--- Start of Available data ---

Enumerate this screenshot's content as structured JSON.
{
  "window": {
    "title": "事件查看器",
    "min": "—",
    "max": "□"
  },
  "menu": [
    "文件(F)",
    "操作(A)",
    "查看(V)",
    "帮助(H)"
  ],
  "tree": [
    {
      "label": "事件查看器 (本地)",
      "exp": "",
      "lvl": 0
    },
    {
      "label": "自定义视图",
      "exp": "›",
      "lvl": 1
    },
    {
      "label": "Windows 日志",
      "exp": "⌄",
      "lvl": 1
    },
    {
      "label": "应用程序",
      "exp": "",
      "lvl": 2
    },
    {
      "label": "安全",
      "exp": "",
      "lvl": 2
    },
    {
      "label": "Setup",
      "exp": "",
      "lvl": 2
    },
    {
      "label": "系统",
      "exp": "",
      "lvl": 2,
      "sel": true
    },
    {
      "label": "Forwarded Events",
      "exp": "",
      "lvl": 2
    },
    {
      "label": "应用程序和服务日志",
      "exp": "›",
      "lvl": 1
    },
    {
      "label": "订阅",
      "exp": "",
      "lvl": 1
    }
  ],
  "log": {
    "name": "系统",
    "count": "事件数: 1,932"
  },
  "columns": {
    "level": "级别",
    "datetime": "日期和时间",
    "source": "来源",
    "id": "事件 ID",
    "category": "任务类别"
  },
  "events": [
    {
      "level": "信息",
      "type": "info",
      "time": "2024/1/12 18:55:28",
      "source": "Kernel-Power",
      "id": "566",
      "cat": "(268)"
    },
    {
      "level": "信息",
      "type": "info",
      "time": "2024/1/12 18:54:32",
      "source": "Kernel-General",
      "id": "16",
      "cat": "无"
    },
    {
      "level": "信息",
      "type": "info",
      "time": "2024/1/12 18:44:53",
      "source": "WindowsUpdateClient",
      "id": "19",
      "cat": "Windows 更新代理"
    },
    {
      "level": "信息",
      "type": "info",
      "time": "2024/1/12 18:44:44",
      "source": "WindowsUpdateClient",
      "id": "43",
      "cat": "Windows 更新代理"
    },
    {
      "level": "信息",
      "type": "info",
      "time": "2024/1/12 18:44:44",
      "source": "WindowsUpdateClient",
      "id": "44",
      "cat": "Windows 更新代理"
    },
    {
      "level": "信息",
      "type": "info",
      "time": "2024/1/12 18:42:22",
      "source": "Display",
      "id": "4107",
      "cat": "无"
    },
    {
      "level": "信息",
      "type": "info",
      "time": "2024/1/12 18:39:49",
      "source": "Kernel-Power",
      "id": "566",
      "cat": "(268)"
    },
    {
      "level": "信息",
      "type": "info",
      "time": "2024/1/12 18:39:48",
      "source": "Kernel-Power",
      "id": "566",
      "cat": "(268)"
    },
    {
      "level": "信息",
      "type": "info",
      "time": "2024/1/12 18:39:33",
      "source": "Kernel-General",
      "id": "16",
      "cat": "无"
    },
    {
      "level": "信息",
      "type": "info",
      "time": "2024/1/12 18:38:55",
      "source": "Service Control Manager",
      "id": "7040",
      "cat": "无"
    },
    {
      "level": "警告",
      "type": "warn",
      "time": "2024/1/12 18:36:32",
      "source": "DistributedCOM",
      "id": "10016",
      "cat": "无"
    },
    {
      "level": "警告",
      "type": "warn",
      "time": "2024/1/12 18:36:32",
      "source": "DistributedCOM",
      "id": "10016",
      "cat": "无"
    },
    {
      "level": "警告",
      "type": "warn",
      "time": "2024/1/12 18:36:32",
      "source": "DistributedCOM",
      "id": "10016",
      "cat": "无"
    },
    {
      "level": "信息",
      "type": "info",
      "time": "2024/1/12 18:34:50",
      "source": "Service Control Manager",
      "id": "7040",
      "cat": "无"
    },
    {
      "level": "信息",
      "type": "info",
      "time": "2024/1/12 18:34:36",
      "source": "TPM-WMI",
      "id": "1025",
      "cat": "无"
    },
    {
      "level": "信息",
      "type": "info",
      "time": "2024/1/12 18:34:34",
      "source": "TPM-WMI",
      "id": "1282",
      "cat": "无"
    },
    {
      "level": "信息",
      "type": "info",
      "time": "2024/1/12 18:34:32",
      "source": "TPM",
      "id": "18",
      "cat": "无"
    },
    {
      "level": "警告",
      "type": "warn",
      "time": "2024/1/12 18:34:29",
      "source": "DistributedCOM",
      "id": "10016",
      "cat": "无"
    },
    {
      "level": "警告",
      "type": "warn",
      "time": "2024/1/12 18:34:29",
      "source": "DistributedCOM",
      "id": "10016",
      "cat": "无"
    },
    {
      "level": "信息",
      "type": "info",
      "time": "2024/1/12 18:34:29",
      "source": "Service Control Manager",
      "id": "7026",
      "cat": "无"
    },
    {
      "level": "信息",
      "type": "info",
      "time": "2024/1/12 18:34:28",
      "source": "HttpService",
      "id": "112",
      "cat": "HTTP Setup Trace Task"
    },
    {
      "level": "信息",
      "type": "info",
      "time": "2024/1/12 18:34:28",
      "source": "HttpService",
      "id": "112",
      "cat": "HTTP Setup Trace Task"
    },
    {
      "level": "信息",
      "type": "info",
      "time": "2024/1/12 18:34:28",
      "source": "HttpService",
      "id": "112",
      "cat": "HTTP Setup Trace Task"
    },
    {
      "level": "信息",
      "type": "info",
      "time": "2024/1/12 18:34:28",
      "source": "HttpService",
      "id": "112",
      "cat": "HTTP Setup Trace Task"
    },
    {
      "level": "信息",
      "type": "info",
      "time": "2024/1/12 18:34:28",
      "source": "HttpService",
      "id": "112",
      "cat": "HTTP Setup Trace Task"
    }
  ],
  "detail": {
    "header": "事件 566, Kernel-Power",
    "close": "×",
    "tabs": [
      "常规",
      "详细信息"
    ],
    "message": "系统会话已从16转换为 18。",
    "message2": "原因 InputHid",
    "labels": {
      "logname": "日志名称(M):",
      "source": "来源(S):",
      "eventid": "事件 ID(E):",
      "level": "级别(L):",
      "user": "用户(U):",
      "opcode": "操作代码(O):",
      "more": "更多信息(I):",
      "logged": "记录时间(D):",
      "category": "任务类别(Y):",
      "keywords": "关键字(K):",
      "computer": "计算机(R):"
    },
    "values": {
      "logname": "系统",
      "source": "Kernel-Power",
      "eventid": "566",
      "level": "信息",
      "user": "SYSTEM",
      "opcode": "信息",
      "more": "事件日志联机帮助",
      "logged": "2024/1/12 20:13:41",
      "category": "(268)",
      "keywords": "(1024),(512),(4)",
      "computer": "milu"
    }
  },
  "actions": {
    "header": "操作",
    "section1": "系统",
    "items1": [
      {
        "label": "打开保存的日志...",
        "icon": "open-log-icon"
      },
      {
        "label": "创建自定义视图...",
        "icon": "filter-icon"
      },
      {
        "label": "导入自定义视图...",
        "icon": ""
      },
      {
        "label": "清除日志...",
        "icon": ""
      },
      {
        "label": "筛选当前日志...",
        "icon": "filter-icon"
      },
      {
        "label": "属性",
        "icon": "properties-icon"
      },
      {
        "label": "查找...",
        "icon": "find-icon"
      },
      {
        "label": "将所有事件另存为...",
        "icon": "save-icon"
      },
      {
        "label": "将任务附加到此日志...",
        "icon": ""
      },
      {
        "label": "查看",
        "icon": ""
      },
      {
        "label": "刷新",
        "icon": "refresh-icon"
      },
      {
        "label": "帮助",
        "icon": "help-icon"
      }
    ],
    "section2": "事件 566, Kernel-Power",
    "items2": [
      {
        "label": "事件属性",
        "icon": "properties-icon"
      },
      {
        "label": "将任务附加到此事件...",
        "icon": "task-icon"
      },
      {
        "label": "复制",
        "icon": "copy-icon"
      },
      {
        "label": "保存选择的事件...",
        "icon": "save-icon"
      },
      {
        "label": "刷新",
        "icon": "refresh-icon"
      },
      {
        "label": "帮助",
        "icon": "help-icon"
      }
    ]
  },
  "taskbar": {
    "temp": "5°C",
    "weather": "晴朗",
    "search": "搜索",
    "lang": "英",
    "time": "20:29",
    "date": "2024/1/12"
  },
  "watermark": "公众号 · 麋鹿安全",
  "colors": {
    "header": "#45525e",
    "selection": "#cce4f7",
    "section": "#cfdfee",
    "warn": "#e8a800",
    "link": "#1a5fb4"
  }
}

--- End of Available data ---

* Problem
List all lines in the material containing the string "category".

* Solved exercise
    "category": "任务类别"
      "category": "任务类别(Y):",
      "category": "(268)",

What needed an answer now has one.